The exercise: Your task is to gather the lines below that hold the string "values".

[Figure record extracts]
----
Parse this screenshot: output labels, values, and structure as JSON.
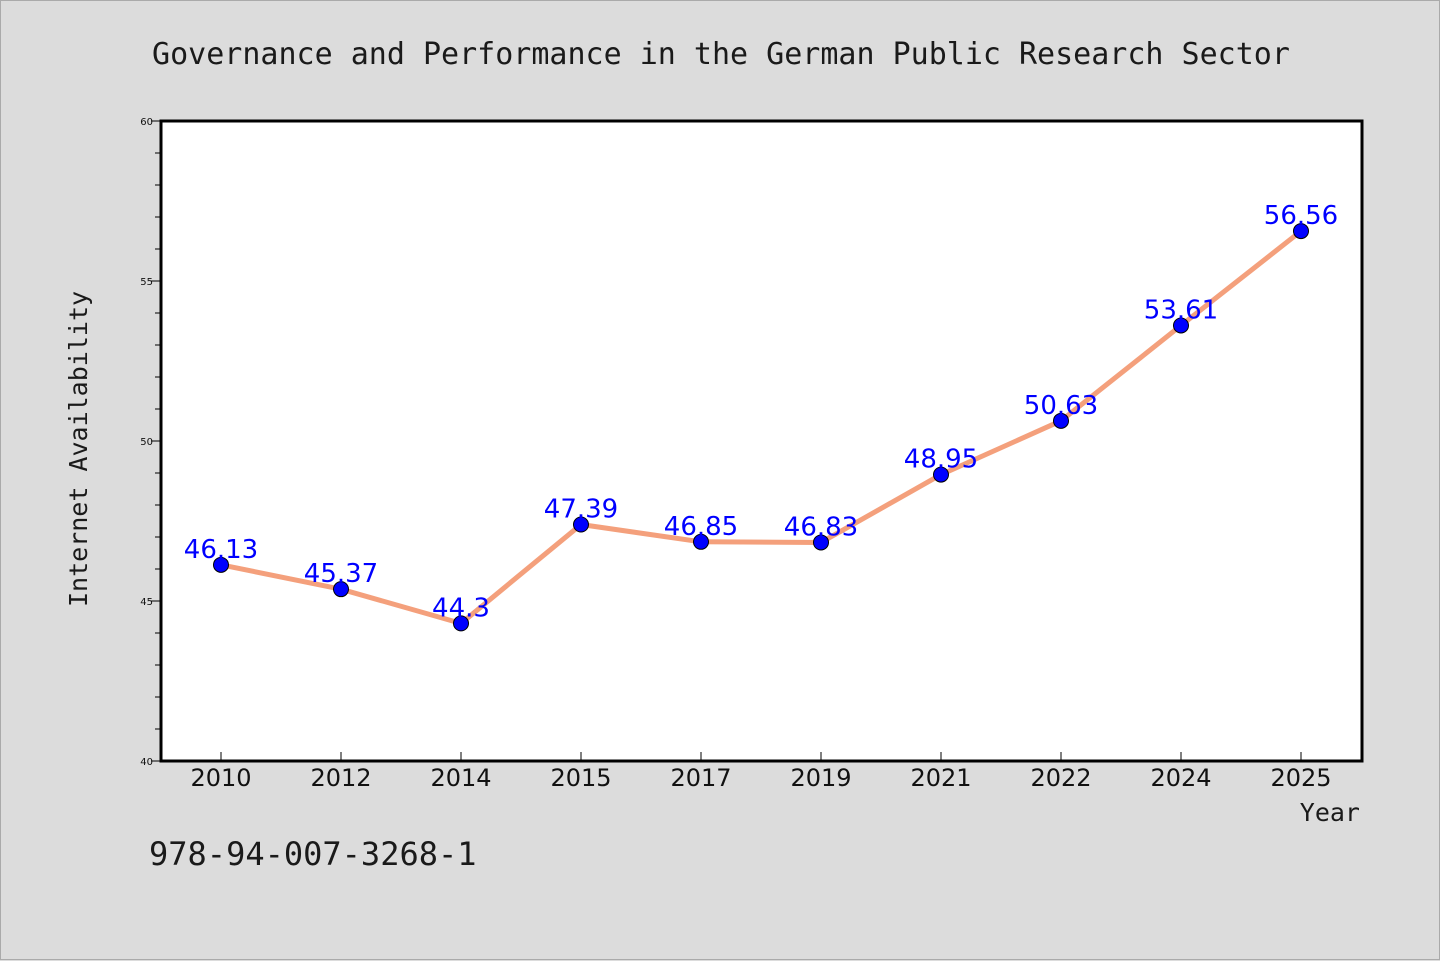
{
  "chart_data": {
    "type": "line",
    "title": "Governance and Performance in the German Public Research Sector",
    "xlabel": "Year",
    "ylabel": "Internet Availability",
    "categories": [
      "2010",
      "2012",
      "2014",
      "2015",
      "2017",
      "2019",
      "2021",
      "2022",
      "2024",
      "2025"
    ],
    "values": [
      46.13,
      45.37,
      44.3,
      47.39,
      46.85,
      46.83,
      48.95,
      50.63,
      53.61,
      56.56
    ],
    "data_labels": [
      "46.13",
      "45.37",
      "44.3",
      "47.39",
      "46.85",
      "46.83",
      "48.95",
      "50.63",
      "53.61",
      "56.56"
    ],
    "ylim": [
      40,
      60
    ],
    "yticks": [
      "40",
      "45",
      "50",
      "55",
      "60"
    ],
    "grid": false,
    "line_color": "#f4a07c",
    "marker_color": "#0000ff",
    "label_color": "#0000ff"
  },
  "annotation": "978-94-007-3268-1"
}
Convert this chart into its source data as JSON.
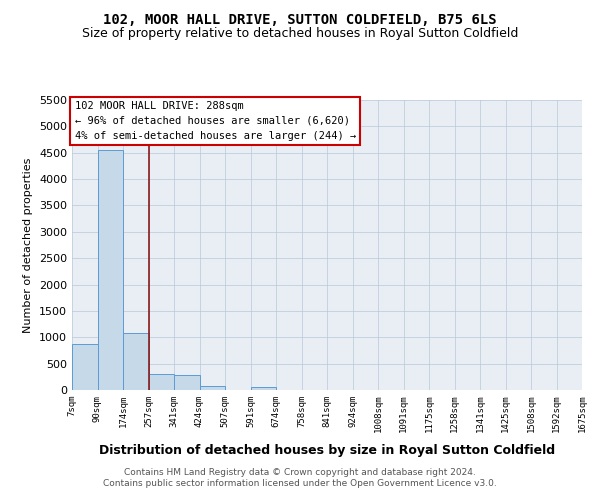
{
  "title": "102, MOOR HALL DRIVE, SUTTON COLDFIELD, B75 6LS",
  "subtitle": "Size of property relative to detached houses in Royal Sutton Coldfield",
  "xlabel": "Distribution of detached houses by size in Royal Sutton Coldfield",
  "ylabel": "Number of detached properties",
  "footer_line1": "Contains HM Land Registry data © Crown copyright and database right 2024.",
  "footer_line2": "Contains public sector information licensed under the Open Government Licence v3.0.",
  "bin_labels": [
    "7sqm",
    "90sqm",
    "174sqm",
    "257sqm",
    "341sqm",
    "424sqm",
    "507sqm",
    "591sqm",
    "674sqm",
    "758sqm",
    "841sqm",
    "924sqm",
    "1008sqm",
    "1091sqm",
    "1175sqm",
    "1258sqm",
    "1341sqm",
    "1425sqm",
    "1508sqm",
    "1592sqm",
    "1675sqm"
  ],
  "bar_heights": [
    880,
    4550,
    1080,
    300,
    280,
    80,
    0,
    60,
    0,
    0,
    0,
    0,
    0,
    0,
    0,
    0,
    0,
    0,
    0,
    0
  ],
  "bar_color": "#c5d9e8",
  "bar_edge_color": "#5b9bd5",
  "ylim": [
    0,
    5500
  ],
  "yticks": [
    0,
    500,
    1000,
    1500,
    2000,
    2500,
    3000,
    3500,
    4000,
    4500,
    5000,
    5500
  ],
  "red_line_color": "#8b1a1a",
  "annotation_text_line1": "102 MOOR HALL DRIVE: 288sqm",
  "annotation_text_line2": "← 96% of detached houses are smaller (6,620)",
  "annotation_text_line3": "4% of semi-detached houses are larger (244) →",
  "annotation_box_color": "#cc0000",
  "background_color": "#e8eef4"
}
----
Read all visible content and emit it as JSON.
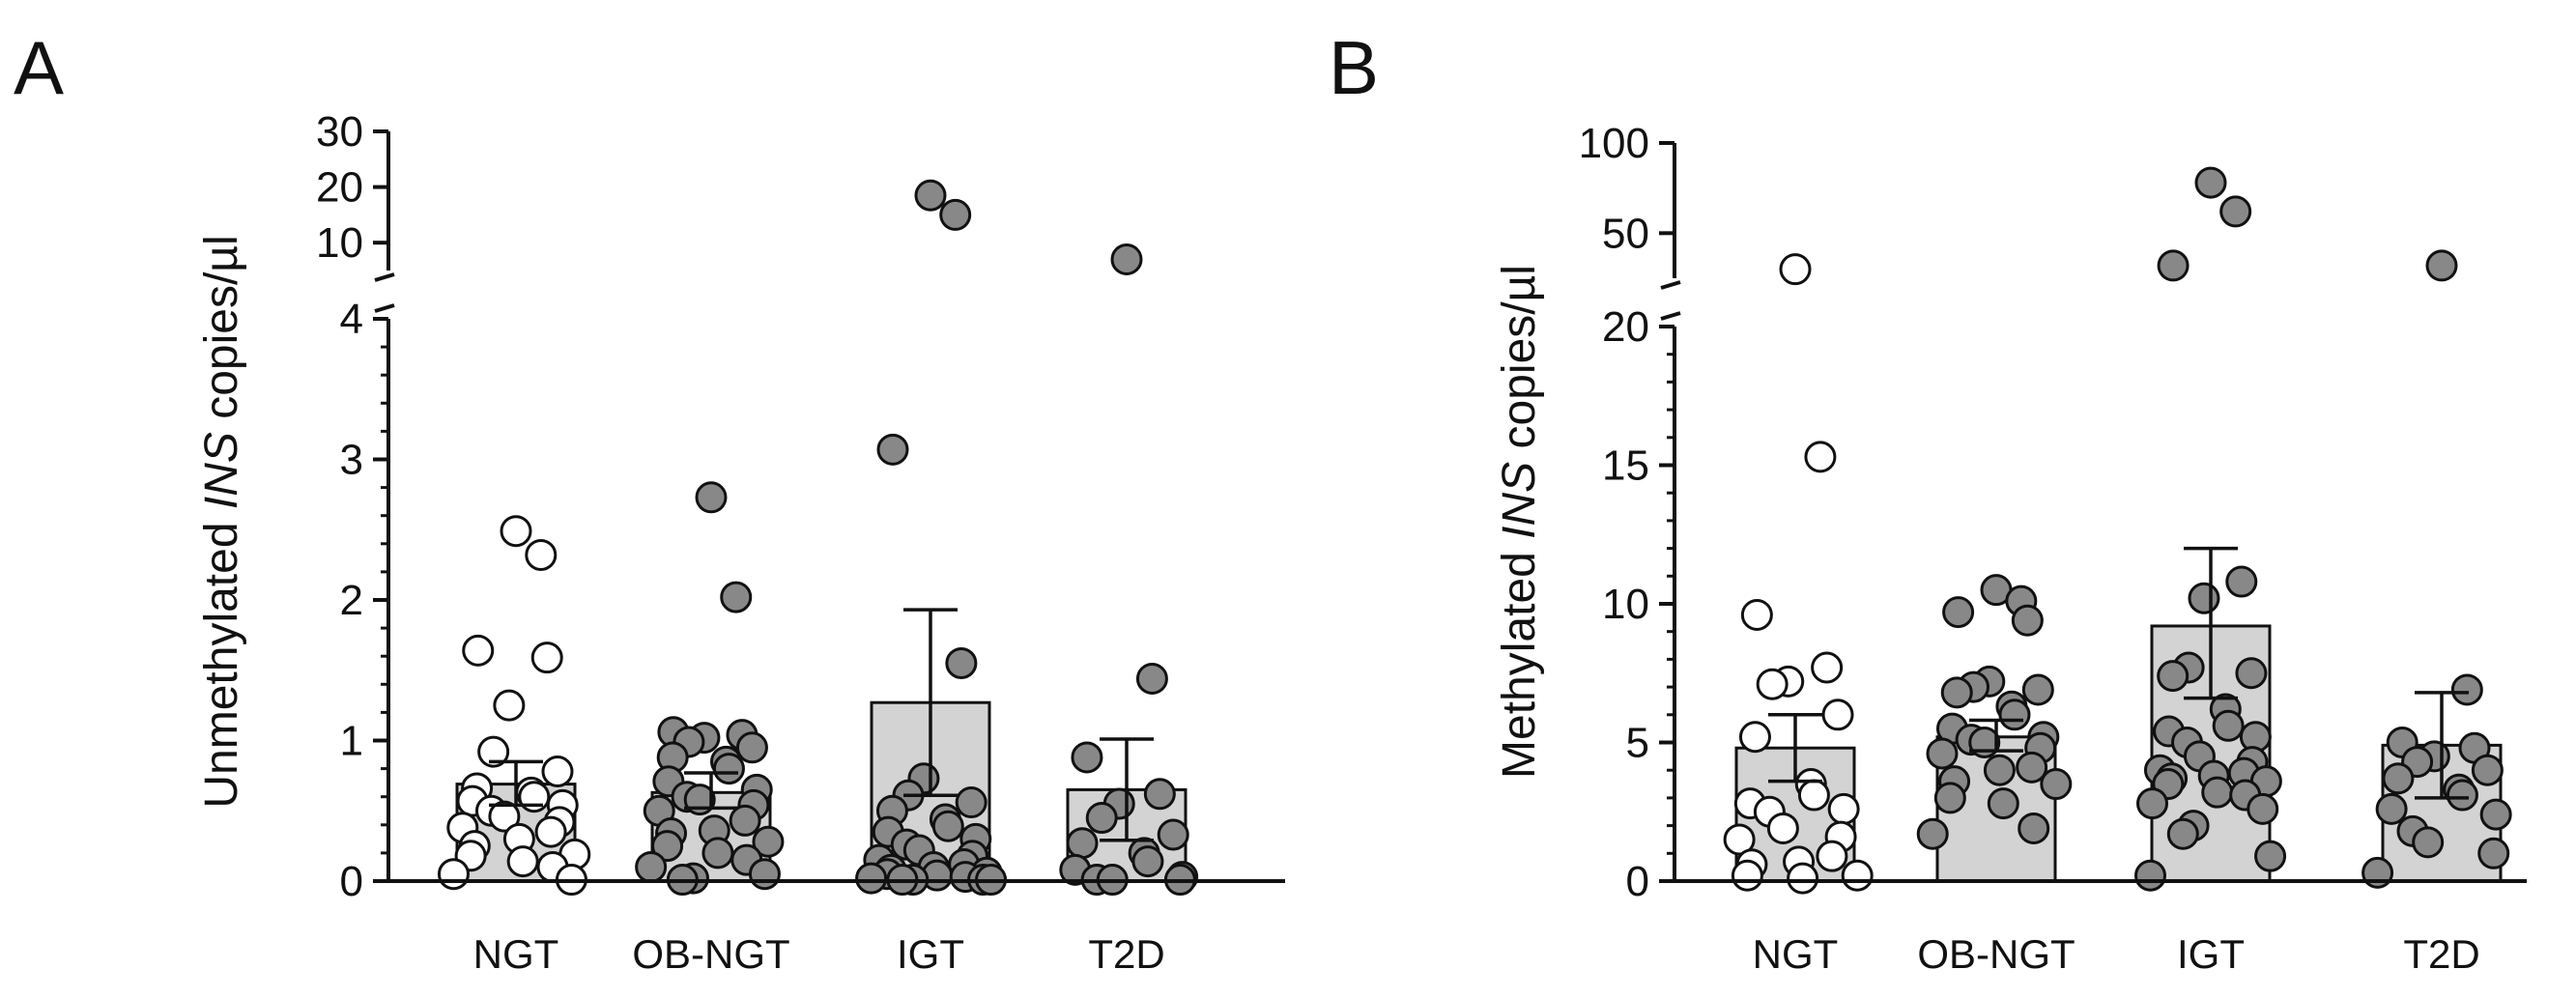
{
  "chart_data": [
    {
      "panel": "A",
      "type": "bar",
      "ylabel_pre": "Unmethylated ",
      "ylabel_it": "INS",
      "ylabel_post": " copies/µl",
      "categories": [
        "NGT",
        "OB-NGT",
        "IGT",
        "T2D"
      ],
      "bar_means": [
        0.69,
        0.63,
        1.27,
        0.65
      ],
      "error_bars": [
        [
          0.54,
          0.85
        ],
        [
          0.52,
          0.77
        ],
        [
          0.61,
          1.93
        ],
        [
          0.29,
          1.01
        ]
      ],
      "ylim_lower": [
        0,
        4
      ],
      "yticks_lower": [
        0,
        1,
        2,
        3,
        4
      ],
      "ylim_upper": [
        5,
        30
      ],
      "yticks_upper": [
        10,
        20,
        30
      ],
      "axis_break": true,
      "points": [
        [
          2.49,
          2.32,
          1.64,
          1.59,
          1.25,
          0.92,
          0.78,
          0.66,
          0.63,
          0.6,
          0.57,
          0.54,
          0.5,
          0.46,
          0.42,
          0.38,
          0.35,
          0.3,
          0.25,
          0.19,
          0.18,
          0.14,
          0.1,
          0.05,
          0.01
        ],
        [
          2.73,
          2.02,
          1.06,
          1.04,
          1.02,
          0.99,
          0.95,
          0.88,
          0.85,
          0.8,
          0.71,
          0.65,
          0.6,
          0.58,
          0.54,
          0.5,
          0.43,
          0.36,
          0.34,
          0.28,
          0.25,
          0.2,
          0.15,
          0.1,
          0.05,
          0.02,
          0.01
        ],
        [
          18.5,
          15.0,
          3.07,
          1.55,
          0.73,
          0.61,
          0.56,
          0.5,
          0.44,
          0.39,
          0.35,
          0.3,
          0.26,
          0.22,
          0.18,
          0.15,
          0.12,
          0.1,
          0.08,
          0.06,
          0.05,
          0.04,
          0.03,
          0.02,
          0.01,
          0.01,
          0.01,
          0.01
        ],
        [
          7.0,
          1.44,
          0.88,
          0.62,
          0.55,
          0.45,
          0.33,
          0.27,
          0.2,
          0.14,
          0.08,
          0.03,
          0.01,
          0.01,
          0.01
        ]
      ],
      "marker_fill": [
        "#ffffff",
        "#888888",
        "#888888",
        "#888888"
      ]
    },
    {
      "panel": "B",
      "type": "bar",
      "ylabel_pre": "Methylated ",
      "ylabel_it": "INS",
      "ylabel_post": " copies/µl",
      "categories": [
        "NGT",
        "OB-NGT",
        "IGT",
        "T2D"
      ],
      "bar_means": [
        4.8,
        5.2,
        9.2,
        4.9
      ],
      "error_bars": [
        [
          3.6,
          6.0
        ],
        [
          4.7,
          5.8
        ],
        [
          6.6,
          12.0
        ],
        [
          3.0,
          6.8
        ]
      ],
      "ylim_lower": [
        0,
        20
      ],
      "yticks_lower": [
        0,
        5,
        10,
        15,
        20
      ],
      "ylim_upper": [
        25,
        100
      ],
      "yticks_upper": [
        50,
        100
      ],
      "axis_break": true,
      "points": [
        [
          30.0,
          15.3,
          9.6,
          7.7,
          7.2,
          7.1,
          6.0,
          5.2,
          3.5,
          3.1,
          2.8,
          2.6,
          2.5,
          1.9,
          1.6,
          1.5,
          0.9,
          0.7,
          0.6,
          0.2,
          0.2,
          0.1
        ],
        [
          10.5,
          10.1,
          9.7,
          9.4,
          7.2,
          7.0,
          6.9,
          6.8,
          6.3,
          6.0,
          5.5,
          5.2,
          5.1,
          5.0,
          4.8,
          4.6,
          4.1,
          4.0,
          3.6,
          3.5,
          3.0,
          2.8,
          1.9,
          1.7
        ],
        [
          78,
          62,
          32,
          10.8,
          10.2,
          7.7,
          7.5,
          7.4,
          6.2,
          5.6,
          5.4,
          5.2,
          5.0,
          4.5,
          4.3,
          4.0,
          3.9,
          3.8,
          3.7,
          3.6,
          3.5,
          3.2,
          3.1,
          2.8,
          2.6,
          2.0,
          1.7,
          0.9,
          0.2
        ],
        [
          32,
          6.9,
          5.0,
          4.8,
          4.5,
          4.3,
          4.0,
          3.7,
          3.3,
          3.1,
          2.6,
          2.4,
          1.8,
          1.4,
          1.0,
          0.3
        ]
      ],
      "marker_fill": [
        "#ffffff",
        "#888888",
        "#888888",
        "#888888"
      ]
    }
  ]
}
----
Solved problem:
Parse this screenshot: output labels, values, and structure as JSON.
    "values": [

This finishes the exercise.